■ EXERCISE ■
Transcribe every line of the listing below exactly, omitting the pictures from your answer.

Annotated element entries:
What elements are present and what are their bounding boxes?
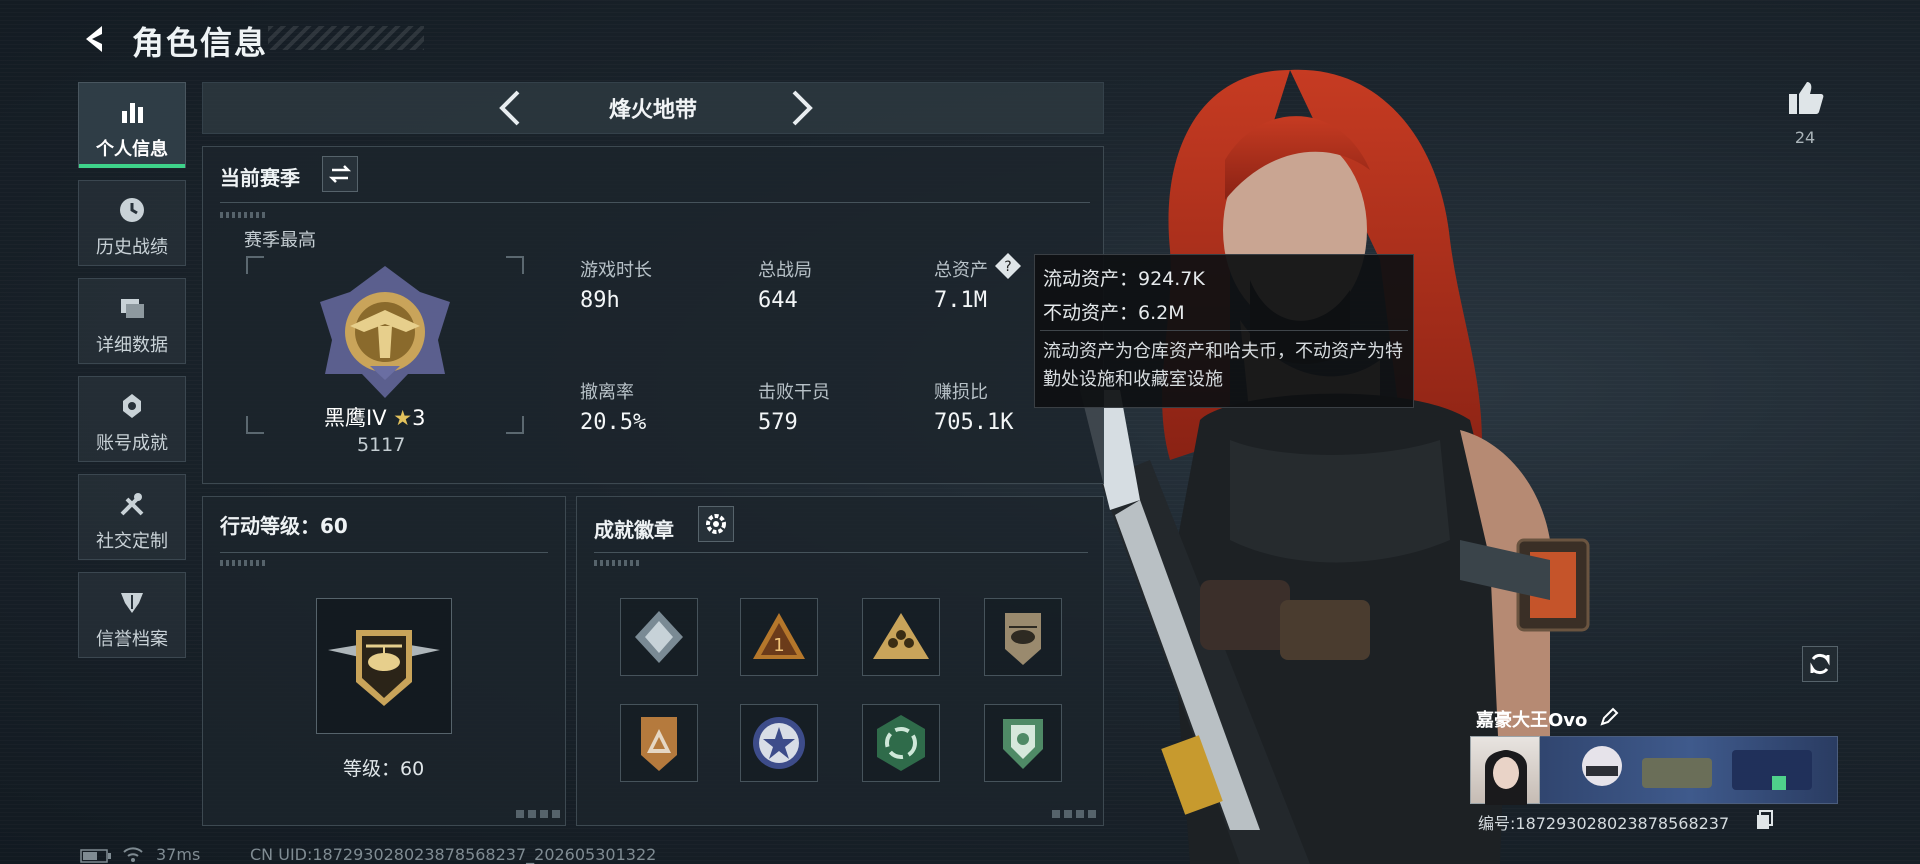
helicopter-emblem-icon [328, 630, 440, 706]
title-decoration [268, 26, 424, 50]
stat-kills-label: 击败干员 [758, 382, 830, 403]
banner-chibi-character [1582, 746, 1812, 790]
achievement-badge[interactable] [620, 598, 698, 676]
battery-icon [80, 849, 111, 863]
medal-icon [123, 394, 141, 418]
nav-item-detailed-data[interactable]: 详细数据 [78, 278, 186, 364]
avatar-portrait [1485, 750, 1527, 805]
mode-prev-arrow-icon[interactable] [490, 86, 530, 130]
page-title: 角色信息 [132, 24, 269, 62]
stat-extraction-label: 撤离率 [580, 382, 634, 403]
tooltip-divider [1040, 330, 1408, 331]
wifi-icon [123, 847, 143, 862]
divider [220, 202, 1090, 203]
rank-emblem-icon [320, 266, 450, 398]
tooltip-description: 流动资产为仓库资产和哈夫币，不动资产为特勤处设施和收藏室设施 [1043, 341, 1403, 390]
rotate-view-button[interactable] [1802, 646, 1838, 682]
rank-name-row: 黑鹰IV ★3 [324, 402, 425, 432]
edit-pencil-icon[interactable] [1598, 706, 1620, 728]
rank-points: 5117 [357, 434, 406, 456]
stat-extraction-value: 20.5% [580, 410, 647, 435]
rank-name: 黑鹰IV [324, 406, 387, 430]
ping-text: 37ms [156, 845, 201, 864]
mode-label: 烽火地带 [608, 98, 697, 123]
nav-item-personal-info[interactable]: 个人信息 [78, 82, 186, 168]
nav-item-achievements[interactable]: 账号成就 [78, 376, 186, 462]
level-title: 行动等级：60 [220, 514, 348, 538]
swap-icon [328, 165, 352, 183]
triangle-badge-icon [641, 717, 677, 771]
stat-profit-value: 705.1K [934, 410, 1014, 435]
stat-assets-label: 总资产 [934, 260, 988, 281]
season-switch-button[interactable] [322, 156, 358, 192]
decorative-ticks [220, 212, 268, 218]
panel-corner-decoration [516, 810, 560, 818]
tooltip-fixed-assets: 不动资产：6.2M [1043, 302, 1185, 324]
achievement-badge[interactable] [862, 598, 940, 676]
star-badge-icon [753, 717, 805, 769]
panel-corner-decoration [1052, 810, 1096, 818]
achievement-badge[interactable] [984, 704, 1062, 782]
tooltip-liquid-assets: 流动资产：924.7K [1043, 268, 1205, 290]
level-label: 等级：60 [343, 758, 425, 780]
rank-stars: 3 [412, 406, 426, 430]
back-arrow-icon[interactable] [78, 22, 112, 56]
divider [594, 552, 1088, 553]
squad-badge-icon [873, 613, 929, 659]
svg-text:1: 1 [773, 635, 784, 656]
diamond-badge-icon [635, 611, 683, 663]
stat-matches-label: 总战局 [758, 260, 812, 281]
achievement-badge[interactable] [862, 704, 940, 782]
like-count: 24 [1794, 128, 1816, 147]
player-avatar[interactable] [1470, 736, 1540, 805]
help-icon[interactable]: ? [994, 252, 1022, 280]
bar-chart-icon [122, 103, 143, 123]
achievement-badge[interactable] [740, 704, 818, 782]
achievement-badge[interactable] [620, 704, 698, 782]
stat-assets-value: 7.1M [934, 288, 987, 313]
shield-icon [121, 593, 143, 613]
nav-item-match-history[interactable]: 历史战绩 [78, 180, 186, 266]
svg-text:?: ? [1004, 259, 1011, 275]
player-id: 编号:187293028023878568237 [1478, 814, 1730, 833]
tools-icon [120, 493, 144, 516]
nav-label: 详细数据 [96, 335, 168, 356]
player-name: 嘉豪大王Ovo [1476, 710, 1588, 731]
helicopter-badge-icon [1005, 613, 1041, 665]
decorative-ticks [594, 560, 642, 566]
nav-label: 账号成就 [96, 433, 168, 454]
stat-kills-value: 579 [758, 410, 798, 435]
season-title: 当前赛季 [220, 166, 300, 190]
star-icon: ★ [393, 406, 413, 430]
achievements-title: 成就徽章 [594, 518, 674, 542]
divider [220, 552, 548, 553]
like-thumb-icon[interactable] [1786, 78, 1826, 118]
cycle-badge-icon [877, 715, 925, 771]
decorative-ticks [220, 560, 268, 566]
achievement-badge[interactable]: 1 [740, 598, 818, 676]
achievement-badge[interactable] [984, 598, 1062, 676]
refresh-icon [1810, 653, 1830, 675]
achievements-settings-button[interactable] [698, 506, 734, 542]
nav-label: 信誉档案 [96, 629, 168, 650]
copy-icon[interactable] [1756, 810, 1774, 830]
stat-profit-label: 赚损比 [934, 382, 988, 403]
nav-item-social[interactable]: 社交定制 [78, 474, 186, 560]
stat-playtime-label: 游戏时长 [580, 260, 652, 281]
stat-playtime-value: 89h [580, 288, 620, 313]
nav-label: 社交定制 [96, 531, 168, 552]
shield-badge-icon [1003, 719, 1043, 769]
season-best-label: 赛季最高 [244, 230, 316, 251]
folders-icon [121, 299, 144, 318]
nav-label: 历史战绩 [96, 237, 168, 258]
mode-next-arrow-icon[interactable] [782, 86, 822, 130]
rank-one-badge-icon: 1 [753, 613, 805, 659]
gear-icon [706, 514, 726, 534]
nav-label: 个人信息 [96, 139, 168, 160]
stat-matches-value: 644 [758, 288, 798, 313]
clock-icon [120, 198, 144, 222]
uid-text: CN UID:187293028023878568237_20260530132… [250, 845, 657, 864]
nav-item-reputation[interactable]: 信誉档案 [78, 572, 186, 658]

■ RESPONSE BELOW ■
What elements are present and what are their bounding boxes?
helicopter-emblem-icon [328, 630, 440, 706]
title-decoration [268, 26, 424, 50]
stat-kills-label: 击败干员 [758, 382, 830, 403]
banner-chibi-character [1582, 746, 1812, 790]
achievement-badge[interactable] [620, 598, 698, 676]
battery-icon [80, 849, 111, 863]
medal-icon [123, 394, 141, 418]
nav-item-detailed-data[interactable]: 详细数据 [78, 278, 186, 364]
avatar-portrait [1485, 750, 1527, 805]
mode-prev-arrow-icon[interactable] [490, 86, 530, 130]
page-title: 角色信息 [132, 24, 269, 62]
stat-extraction-label: 撤离率 [580, 382, 634, 403]
tooltip-divider [1040, 330, 1408, 331]
wifi-icon [123, 847, 143, 862]
divider [220, 202, 1090, 203]
rank-emblem-icon [320, 266, 450, 398]
tooltip-description: 流动资产为仓库资产和哈夫币，不动资产为特勤处设施和收藏室设施 [1043, 341, 1403, 390]
rotate-view-button[interactable] [1802, 646, 1838, 682]
rank-name-row: 黑鹰IV ★3 [324, 402, 425, 432]
edit-pencil-icon[interactable] [1598, 706, 1620, 728]
rank-points: 5117 [357, 434, 406, 456]
stat-extraction-value: 20.5% [580, 410, 647, 435]
rank-name: 黑鹰IV [324, 406, 387, 430]
ping-text: 37ms [156, 845, 201, 864]
mode-label: 烽火地带 [608, 98, 697, 123]
nav-item-personal-info[interactable]: 个人信息 [78, 82, 186, 168]
nav-item-achievements[interactable]: 账号成就 [78, 376, 186, 462]
level-title: 行动等级：60 [220, 514, 348, 538]
swap-icon [328, 165, 352, 183]
triangle-badge-icon [641, 717, 677, 771]
stat-profit-value: 705.1K [934, 410, 1014, 435]
stat-assets-label: 总资产 [934, 260, 988, 281]
season-switch-button[interactable] [322, 156, 358, 192]
decorative-ticks [220, 212, 268, 218]
panel-corner-decoration [516, 810, 560, 818]
tooltip-fixed-assets: 不动资产：6.2M [1043, 302, 1185, 324]
achievement-badge[interactable] [862, 598, 940, 676]
star-badge-icon [753, 717, 805, 769]
panel-corner-decoration [1052, 810, 1096, 818]
achievement-badge[interactable] [984, 704, 1062, 782]
tooltip-liquid-assets: 流动资产：924.7K [1043, 268, 1205, 290]
level-label: 等级：60 [343, 758, 425, 780]
rank-stars: 3 [412, 406, 426, 430]
back-arrow-icon[interactable] [78, 22, 112, 56]
divider [594, 552, 1088, 553]
squad-badge-icon [873, 613, 929, 659]
svg-text:1: 1 [773, 635, 784, 656]
diamond-badge-icon [635, 611, 683, 663]
stat-matches-label: 总战局 [758, 260, 812, 281]
achievement-badge[interactable] [862, 704, 940, 782]
like-count: 24 [1794, 128, 1816, 147]
player-avatar[interactable] [1470, 736, 1540, 805]
help-icon[interactable]: ? [994, 252, 1022, 280]
bar-chart-icon [122, 103, 143, 123]
achievement-badge[interactable] [740, 704, 818, 782]
achievement-badge[interactable] [620, 704, 698, 782]
stat-assets-value: 7.1M [934, 288, 987, 313]
shield-icon [121, 593, 143, 613]
nav-item-match-history[interactable]: 历史战绩 [78, 180, 186, 266]
svg-text:?: ? [1004, 259, 1011, 275]
player-id: 编号:187293028023878568237 [1478, 814, 1730, 833]
tools-icon [120, 493, 144, 516]
nav-label: 详细数据 [96, 335, 168, 356]
player-name: 嘉豪大王Ovo [1476, 710, 1588, 731]
helicopter-badge-icon [1005, 613, 1041, 665]
decorative-ticks [594, 560, 642, 566]
nav-label: 账号成就 [96, 433, 168, 454]
stat-kills-value: 579 [758, 410, 798, 435]
season-title: 当前赛季 [220, 166, 300, 190]
star-icon: ★ [393, 406, 413, 430]
achievements-title: 成就徽章 [594, 518, 674, 542]
divider [220, 552, 548, 553]
like-thumb-icon[interactable] [1786, 78, 1826, 118]
cycle-badge-icon [877, 715, 925, 771]
decorative-ticks [220, 560, 268, 566]
achievement-badge[interactable]: 1 [740, 598, 818, 676]
achievement-badge[interactable] [984, 598, 1062, 676]
refresh-icon [1810, 653, 1830, 675]
achievements-settings-button[interactable] [698, 506, 734, 542]
nav-label: 信誉档案 [96, 629, 168, 650]
copy-icon[interactable] [1756, 810, 1774, 830]
stat-profit-label: 赚损比 [934, 382, 988, 403]
nav-item-social[interactable]: 社交定制 [78, 474, 186, 560]
stat-playtime-label: 游戏时长 [580, 260, 652, 281]
stat-playtime-value: 89h [580, 288, 620, 313]
nav-label: 社交定制 [96, 531, 168, 552]
shield-badge-icon [1003, 719, 1043, 769]
season-best-label: 赛季最高 [244, 230, 316, 251]
folders-icon [121, 299, 144, 318]
nav-label: 历史战绩 [96, 237, 168, 258]
mode-next-arrow-icon[interactable] [782, 86, 822, 130]
rank-one-badge-icon: 1 [753, 613, 805, 659]
gear-icon [706, 514, 726, 534]
nav-label: 个人信息 [96, 139, 168, 160]
stat-matches-value: 644 [758, 288, 798, 313]
clock-icon [120, 198, 144, 222]
uid-text: CN UID:187293028023878568237_20260530132… [250, 845, 657, 864]
nav-item-reputation[interactable]: 信誉档案 [78, 572, 186, 658]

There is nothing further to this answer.